____ EXTRAIT
Par un froid après-midi d’hiver, nous avons trouvé refuge au Théâtre du Châtelet, auprès de Lucie Kayas, responsable pédagogique de l’établissement, qui a gracieusement accepté de répondre à nos questions. Notre découverte de l’envers du décor du théâtre a commencé par l’entrée des artistes, s’est poursuivie par un détour dans les cintres, et s’est terminée dans les bureaux sous les toits. Dès notre arrivée, la présence de deux jeunes stagiaires de troisième, venus comme nous pour en savoir plus sur le fonctionnement d’un théâtre, nous a plongées directement dans le bain des missions du service pédagogique.

 

MCEI : Bonjour ! Tout d’abord, pouvez-vous nous résumer votre parcours ? Comment devient-on responsable d’action pédagogique au Châtelet ?

Lucie Kayas : J’ai une formation musicale et musicologique : études de piano et de musique de chambre à l’Ecole Normale, études de musicologie à la Sorbonne et au Conservatoire de Paris, suivies d’une thèse de musicologie. En ce qui concerne mon parcours professionnel, après avoir enseigné le piano, le solfège et l’histoire de la musique dans un conservatoire de banlieue, je me suis tournée vers l’éditorial, ayant le désir de partir en Allemagne comme rédactrice française d’une maison de disque à Hambourg qui présentait une politique quadrilingue. A mon retour en France, j’ai travaillé comme free lance pour diverses structures, dont le Festival de Montpellier.
________
____ LIGNES DE DONNÉES
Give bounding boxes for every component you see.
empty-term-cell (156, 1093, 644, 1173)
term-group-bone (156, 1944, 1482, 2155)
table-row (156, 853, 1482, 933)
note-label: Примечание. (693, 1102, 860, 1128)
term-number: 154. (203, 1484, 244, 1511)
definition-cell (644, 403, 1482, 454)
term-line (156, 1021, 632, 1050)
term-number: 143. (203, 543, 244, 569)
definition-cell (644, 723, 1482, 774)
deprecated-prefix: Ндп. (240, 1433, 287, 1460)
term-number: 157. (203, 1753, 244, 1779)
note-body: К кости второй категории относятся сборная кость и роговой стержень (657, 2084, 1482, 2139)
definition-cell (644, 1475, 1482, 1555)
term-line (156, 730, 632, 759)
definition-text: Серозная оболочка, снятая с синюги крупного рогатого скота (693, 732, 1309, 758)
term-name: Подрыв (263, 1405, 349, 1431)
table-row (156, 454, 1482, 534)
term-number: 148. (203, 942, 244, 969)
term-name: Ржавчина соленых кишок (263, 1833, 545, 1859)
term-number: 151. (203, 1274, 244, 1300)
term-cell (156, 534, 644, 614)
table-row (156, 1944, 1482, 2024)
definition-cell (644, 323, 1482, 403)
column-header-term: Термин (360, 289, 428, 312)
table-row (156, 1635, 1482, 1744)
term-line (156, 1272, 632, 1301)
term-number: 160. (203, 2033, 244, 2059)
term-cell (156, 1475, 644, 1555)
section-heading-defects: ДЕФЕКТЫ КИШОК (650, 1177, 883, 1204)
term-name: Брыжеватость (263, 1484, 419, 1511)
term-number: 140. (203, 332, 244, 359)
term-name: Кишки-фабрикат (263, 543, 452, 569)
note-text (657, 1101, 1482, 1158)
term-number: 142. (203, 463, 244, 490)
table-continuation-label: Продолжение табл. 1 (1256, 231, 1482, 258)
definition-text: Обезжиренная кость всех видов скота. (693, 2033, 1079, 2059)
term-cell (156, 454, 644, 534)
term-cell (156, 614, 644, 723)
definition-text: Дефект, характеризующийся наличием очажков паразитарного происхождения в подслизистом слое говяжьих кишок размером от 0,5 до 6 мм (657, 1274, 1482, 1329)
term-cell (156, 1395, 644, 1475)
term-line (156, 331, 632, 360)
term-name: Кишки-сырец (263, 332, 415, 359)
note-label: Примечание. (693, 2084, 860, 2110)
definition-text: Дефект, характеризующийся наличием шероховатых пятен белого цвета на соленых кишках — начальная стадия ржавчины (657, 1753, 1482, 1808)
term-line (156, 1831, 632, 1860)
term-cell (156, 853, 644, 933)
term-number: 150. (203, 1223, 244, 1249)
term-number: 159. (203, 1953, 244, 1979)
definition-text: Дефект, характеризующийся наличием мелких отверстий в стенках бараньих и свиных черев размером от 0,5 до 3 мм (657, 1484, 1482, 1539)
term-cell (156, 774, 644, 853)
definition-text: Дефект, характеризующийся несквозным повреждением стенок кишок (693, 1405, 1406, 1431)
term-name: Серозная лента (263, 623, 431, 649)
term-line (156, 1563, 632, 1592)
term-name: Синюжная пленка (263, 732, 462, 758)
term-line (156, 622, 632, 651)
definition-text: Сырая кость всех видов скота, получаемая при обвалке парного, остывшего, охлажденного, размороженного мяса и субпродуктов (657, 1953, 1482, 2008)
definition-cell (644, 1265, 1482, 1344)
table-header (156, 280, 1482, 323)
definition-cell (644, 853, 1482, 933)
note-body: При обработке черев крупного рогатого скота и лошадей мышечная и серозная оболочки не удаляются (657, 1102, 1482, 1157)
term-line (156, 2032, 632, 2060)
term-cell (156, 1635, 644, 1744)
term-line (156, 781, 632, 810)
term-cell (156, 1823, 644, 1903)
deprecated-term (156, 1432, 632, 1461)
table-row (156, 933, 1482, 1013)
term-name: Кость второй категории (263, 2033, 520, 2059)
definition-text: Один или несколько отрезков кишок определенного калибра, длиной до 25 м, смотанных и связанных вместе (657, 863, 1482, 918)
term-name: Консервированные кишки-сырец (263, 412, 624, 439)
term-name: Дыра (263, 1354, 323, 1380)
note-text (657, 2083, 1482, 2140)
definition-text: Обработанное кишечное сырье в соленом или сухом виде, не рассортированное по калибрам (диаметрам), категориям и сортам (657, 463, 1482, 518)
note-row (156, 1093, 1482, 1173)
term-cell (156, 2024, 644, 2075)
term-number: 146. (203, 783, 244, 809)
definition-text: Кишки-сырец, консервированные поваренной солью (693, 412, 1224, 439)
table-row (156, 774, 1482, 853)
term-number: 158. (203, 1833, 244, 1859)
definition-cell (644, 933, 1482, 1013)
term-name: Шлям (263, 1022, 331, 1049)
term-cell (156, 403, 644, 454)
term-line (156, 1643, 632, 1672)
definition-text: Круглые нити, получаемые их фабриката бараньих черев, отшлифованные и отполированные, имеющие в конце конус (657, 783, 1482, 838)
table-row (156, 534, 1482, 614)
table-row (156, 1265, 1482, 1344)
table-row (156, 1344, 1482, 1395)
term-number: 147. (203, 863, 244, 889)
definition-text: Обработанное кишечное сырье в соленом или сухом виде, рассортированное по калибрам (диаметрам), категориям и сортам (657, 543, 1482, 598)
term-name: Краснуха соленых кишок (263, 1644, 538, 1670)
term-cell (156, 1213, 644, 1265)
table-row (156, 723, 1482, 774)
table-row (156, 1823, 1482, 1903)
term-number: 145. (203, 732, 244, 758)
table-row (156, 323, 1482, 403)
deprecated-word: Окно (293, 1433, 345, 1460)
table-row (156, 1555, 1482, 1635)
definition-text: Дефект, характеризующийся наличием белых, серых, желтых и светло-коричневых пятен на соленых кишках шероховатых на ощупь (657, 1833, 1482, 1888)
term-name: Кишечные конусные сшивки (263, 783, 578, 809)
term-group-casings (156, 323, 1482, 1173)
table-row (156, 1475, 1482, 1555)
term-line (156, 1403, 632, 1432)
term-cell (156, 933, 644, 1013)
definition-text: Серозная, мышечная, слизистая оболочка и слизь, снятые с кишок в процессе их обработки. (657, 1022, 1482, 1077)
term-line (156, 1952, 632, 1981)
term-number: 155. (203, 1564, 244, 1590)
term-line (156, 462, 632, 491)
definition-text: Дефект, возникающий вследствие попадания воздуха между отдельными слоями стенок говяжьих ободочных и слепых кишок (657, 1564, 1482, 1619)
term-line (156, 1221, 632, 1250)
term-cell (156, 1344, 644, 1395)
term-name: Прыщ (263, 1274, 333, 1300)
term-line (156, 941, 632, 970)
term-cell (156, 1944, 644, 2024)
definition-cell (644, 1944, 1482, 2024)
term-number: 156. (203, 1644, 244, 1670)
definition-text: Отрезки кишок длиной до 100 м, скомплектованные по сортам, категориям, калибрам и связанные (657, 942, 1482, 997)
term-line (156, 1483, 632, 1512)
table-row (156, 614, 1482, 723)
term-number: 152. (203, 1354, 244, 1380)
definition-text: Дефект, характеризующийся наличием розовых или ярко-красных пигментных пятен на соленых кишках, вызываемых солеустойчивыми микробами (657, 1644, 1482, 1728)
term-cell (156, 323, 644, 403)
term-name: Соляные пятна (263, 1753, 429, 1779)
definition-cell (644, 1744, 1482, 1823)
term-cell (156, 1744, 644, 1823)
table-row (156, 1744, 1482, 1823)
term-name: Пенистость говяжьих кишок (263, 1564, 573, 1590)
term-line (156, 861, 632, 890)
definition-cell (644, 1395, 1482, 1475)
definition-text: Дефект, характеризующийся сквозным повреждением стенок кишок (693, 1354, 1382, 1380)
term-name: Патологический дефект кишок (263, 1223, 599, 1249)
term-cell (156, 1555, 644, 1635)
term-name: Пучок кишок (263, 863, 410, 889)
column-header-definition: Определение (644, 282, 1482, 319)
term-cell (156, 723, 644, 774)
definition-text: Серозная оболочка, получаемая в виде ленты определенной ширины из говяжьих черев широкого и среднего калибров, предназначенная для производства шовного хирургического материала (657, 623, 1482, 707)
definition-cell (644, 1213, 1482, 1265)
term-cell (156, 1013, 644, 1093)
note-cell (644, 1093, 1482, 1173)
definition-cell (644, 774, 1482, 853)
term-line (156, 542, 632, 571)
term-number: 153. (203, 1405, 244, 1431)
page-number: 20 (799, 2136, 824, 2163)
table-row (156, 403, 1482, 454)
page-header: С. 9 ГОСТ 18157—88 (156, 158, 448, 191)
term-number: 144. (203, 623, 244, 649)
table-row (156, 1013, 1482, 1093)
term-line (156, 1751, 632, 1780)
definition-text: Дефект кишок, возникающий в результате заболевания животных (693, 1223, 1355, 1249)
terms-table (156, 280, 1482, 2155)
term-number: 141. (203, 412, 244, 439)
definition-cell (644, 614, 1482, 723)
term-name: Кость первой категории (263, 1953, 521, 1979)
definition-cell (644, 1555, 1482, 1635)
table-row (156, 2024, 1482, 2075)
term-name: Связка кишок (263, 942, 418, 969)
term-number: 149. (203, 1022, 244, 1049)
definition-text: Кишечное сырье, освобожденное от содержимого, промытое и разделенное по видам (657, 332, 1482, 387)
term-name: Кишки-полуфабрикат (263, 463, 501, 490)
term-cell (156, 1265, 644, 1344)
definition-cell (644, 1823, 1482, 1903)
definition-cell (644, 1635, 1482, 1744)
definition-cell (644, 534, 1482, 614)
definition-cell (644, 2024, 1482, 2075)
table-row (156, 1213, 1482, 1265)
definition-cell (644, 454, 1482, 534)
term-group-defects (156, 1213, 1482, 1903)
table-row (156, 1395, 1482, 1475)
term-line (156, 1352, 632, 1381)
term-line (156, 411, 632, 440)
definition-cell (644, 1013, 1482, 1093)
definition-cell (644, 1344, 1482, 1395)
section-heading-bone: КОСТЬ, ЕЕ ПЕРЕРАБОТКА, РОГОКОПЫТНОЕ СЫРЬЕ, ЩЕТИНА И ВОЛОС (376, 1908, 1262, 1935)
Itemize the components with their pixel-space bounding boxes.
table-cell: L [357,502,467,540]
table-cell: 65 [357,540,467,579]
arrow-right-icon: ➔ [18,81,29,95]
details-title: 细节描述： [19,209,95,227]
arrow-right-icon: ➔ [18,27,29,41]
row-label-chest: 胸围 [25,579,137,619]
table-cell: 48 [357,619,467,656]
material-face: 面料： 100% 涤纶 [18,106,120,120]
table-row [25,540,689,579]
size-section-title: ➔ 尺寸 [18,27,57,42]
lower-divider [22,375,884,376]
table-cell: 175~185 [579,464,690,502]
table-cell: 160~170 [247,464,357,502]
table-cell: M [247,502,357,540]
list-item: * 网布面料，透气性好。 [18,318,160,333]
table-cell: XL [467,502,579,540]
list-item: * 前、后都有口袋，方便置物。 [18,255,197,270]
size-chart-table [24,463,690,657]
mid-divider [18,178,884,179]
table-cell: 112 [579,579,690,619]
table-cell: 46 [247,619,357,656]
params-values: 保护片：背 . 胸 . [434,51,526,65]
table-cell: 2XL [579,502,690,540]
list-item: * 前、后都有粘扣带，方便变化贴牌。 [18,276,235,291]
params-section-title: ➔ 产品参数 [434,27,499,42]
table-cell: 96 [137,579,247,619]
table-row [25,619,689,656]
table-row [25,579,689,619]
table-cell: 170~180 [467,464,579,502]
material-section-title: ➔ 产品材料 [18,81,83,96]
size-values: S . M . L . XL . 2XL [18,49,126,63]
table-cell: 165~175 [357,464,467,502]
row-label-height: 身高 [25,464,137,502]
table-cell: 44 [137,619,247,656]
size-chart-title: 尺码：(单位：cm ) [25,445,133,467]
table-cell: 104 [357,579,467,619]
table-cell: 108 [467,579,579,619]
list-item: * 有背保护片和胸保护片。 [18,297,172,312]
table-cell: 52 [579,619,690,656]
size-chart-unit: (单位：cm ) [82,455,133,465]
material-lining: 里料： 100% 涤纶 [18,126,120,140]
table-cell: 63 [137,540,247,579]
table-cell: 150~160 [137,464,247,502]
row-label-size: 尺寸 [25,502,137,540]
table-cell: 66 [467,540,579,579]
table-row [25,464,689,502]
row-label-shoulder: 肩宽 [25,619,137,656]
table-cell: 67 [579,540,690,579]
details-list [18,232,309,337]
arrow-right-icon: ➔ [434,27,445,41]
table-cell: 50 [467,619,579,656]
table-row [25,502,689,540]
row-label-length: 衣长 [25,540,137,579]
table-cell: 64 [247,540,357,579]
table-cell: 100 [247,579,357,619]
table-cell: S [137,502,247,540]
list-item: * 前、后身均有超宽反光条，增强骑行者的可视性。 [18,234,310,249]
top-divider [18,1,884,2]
________
• _ACTIONS REQUISES_
1. Dans quelle ville se trouvait la maison de disque où Lucie Kayas désirait partir comme rédactrice française, s'il vous plaît, d'après l'entretien au Théâtre du Châtelet ?
2. Rédigez la suite de l'entretien avec Lucie Kayas au Théâtre du Châtelet, à partir de sa dernière phrase.

• _RÉPONSES FOURNIES_
1. À Hambourg.

2.
J’ai commencé à travailler en 1996 au service des programmes du Théâtre du Châtelet. En 1999 j’ai proposé à Jean Pierre Brosman de créer un service éducatif à la suite de la production d’Hansel et Gretel de Humperdinck. Il m’apparaissait en effet qu’il était dommage de ne pas avoir d’action spécifique en direction du public scolaire. Notre équipe est maintenant constituée de quatre personnes regroupées sous le terme « service d’action pédagogique » : une attachée de production, Marina Benoît, deux professeurs de musique à mi-temps mis à disposition par l’éducation nationale, et moi. Parallèlement, j’enseigne la culture musicale au Conservatoire de Paris.

MCEI : Pourriez vous préciser le rôle du service et ses missions ?

L. K. : Nous proposons une grande diversité d’activités qui s’adressent principalement à deux genres de public : un public scolaire, de la maternelle à l’université, et un public familial, plutôt concerné par les concerts du dimanche matin. Les activités ne sont donc pas tout à fait les mêmes.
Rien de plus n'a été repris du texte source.